### Exercise directions
Transcribe the listing below word for word.
— Start of Data shown —
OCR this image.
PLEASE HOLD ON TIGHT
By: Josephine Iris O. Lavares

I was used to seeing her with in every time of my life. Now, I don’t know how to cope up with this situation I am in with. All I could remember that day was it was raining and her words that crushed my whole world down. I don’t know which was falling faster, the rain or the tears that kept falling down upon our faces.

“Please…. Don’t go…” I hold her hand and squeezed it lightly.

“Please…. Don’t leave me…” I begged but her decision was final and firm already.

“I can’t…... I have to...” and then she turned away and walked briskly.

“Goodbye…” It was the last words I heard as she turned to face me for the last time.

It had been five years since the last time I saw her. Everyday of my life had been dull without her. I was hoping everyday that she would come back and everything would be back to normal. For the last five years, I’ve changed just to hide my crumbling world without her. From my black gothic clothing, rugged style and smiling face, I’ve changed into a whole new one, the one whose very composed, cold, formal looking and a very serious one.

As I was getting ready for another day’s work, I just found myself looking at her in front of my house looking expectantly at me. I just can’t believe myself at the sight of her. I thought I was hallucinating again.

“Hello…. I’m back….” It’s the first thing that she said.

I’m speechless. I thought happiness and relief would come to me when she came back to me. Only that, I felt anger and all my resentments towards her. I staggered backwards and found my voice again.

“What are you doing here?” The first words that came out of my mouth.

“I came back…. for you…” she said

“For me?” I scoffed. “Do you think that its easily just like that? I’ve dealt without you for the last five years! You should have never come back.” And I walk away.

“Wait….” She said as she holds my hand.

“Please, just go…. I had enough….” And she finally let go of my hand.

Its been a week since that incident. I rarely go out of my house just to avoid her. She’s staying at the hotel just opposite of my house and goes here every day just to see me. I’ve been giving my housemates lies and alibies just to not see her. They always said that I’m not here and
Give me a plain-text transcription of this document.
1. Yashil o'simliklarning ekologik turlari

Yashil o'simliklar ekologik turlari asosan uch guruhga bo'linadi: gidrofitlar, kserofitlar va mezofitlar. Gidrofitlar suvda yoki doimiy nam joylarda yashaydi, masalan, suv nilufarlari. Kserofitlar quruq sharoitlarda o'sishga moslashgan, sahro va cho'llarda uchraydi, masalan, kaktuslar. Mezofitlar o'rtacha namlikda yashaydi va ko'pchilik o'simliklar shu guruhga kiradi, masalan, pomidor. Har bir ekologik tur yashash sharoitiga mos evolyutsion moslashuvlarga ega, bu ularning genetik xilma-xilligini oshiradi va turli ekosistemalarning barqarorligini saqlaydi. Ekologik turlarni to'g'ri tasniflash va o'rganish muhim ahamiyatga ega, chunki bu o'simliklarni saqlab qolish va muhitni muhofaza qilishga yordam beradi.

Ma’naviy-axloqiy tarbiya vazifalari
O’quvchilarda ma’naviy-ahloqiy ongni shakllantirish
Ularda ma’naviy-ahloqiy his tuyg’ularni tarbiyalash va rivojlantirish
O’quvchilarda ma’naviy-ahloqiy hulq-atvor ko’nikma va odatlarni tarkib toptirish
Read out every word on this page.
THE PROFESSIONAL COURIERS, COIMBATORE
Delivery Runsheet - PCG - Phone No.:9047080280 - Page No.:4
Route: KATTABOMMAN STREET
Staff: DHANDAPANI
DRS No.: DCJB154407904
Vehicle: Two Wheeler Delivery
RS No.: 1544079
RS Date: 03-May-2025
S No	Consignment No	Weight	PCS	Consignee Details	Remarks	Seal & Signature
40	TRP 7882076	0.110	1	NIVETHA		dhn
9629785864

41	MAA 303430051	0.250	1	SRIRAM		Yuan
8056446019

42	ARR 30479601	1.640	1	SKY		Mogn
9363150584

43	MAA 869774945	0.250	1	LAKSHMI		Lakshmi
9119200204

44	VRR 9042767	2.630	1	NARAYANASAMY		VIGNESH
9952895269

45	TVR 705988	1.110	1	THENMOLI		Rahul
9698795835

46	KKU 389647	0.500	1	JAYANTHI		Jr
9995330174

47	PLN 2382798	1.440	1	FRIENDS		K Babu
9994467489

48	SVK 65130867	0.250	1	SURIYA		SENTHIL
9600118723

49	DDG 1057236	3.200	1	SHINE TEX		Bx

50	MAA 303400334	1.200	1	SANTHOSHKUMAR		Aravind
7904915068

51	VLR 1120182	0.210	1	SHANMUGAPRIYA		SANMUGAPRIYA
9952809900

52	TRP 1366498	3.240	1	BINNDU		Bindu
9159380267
— End of Data shown —
### Solved exercise
OCR this image.
PLEASE HOLD ON TIGHT
By: Josephine Iris O. Lavares

I was used to seeing her with in every time of my life. Now, I don’t know how to cope up with this situation I am in with. All I could remember that day was it was raining and her words that crushed my whole world down. I don’t know which was falling faster, the rain or the tears that kept falling down upon our faces.

“Please…. Don’t go…” I hold her hand and squeezed it lightly.

“Please…. Don’t leave me…” I begged but her decision was final and firm already.

“I can’t…... I have to...” and then she turned away and walked briskly.

“Goodbye…” It was the last words I heard as she turned to face me for the last time.

It had been five years since the last time I saw her. Everyday of my life had been dull without her. I was hoping everyday that she would come back and everything would be back to normal. For the last five years, I’ve changed just to hide my crumbling world without her. From my black gothic clothing, rugged style and smiling face, I’ve changed into a whole new one, the one whose very composed, cold, formal looking and a very serious one.

As I was getting ready for another day’s work, I just found myself looking at her in front of my house looking expectantly at me. I just can’t believe myself at the sight of her. I thought I was hallucinating again.

“Hello…. I’m back….” It’s the first thing that she said.

I’m speechless. I thought happiness and relief would come to me when she came back to me. Only that, I felt anger and all my resentments towards her. I staggered backwards and found my voice again.

“What are you doing here?” The first words that came out of my mouth.

“I came back…. for you…” she said

“For me?” I scoffed. “Do you think that its easily just like that? I’ve dealt without you for the last five years! You should have never come back.” And I walk away.

“Wait….” She said as she holds my hand.

“Please, just go…. I had enough….” And she finally let go of my hand.

Its been a week since that incident. I rarely go out of my house just to avoid her. She’s staying at the hotel just opposite of my house and goes here every day just to see me. I’ve been giving my housemates lies and alibies just to not see her. They always said that I’m not here and
Give me a plain-text transcription of this document.
1. Yashil o'simliklarning ekologik turlari

Yashil o'simliklar ekologik turlari asosan uch guruhga bo'linadi: gidrofitlar, kserofitlar va mezofitlar. Gidrofitlar suvda yoki doimiy nam joylarda yashaydi, masalan, suv nilufarlari. Kserofitlar quruq sharoitlarda o'sishga moslashgan, sahro va cho'llarda uchraydi, masalan, kaktuslar. Mezofitlar o'rtacha namlikda yashaydi va ko'pchilik o'simliklar shu guruhga kiradi, masalan, pomidor. Har bir ekologik tur yashash sharoitiga mos evolyutsion moslashuvlarga ega, bu ularning genetik xilma-xilligini oshiradi va turli ekosistemalarning barqarorligini saqlaydi. Ekologik turlarni to'g'ri tasniflash va o'rganish muhim ahamiyatga ega, chunki bu o'simliklarni saqlab qolish va muhitni muhofaza qilishga yordam beradi.

Ma’naviy-axloqiy tarbiya vazifalari
O’quvchilarda ma’naviy-ahloqiy ongni shakllantirish
Ularda ma’naviy-ahloqiy his tuyg’ularni tarbiyalash va rivojlantirish
O’quvchilarda ma’naviy-ahloqiy hulq-atvor ko’nikma va odatlarni tarkib toptirish
Read out every word on this page.
THE PROFESSIONAL COURIERS, COIMBATORE
Delivery Runsheet - PCG - Phone No.:9047080280 - Page No.:4
Route: KATTABOMMAN STREET
Staff: DHANDAPANI
DRS No.: DCJB154407904
Vehicle: Two Wheeler Delivery
RS No.: 1544079
RS Date: 03-May-2025
S No	Consignment No	Weight	PCS	Consignee Details	Remarks	Seal & Signature
40	TRP 7882076	0.110	1	NIVETHA		dhn
9629785864

41	MAA 303430051	0.250	1	SRIRAM		Yuan
8056446019

42	ARR 30479601	1.640	1	SKY		Mogn
9363150584

43	MAA 869774945	0.250	1	LAKSHMI		Lakshmi
9119200204

44	VRR 9042767	2.630	1	NARAYANASAMY		VIGNESH
9952895269

45	TVR 705988	1.110	1	THENMOLI		Rahul
9698795835

46	KKU 389647	0.500	1	JAYANTHI		Jr
9995330174

47	PLN 2382798	1.440	1	FRIENDS		K Babu
9994467489

48	SVK 65130867	0.250	1	SURIYA		SENTHIL
9600118723

49	DDG 1057236	3.200	1	SHINE TEX		Bx

50	MAA 303400334	1.200	1	SANTHOSHKUMAR		Aravind
7904915068

51	VLR 1120182	0.210	1	SHANMUGAPRIYA		SANMUGAPRIYA
9952809900

52	TRP 1366498	3.240	1	BINNDU		Bindu
9159380267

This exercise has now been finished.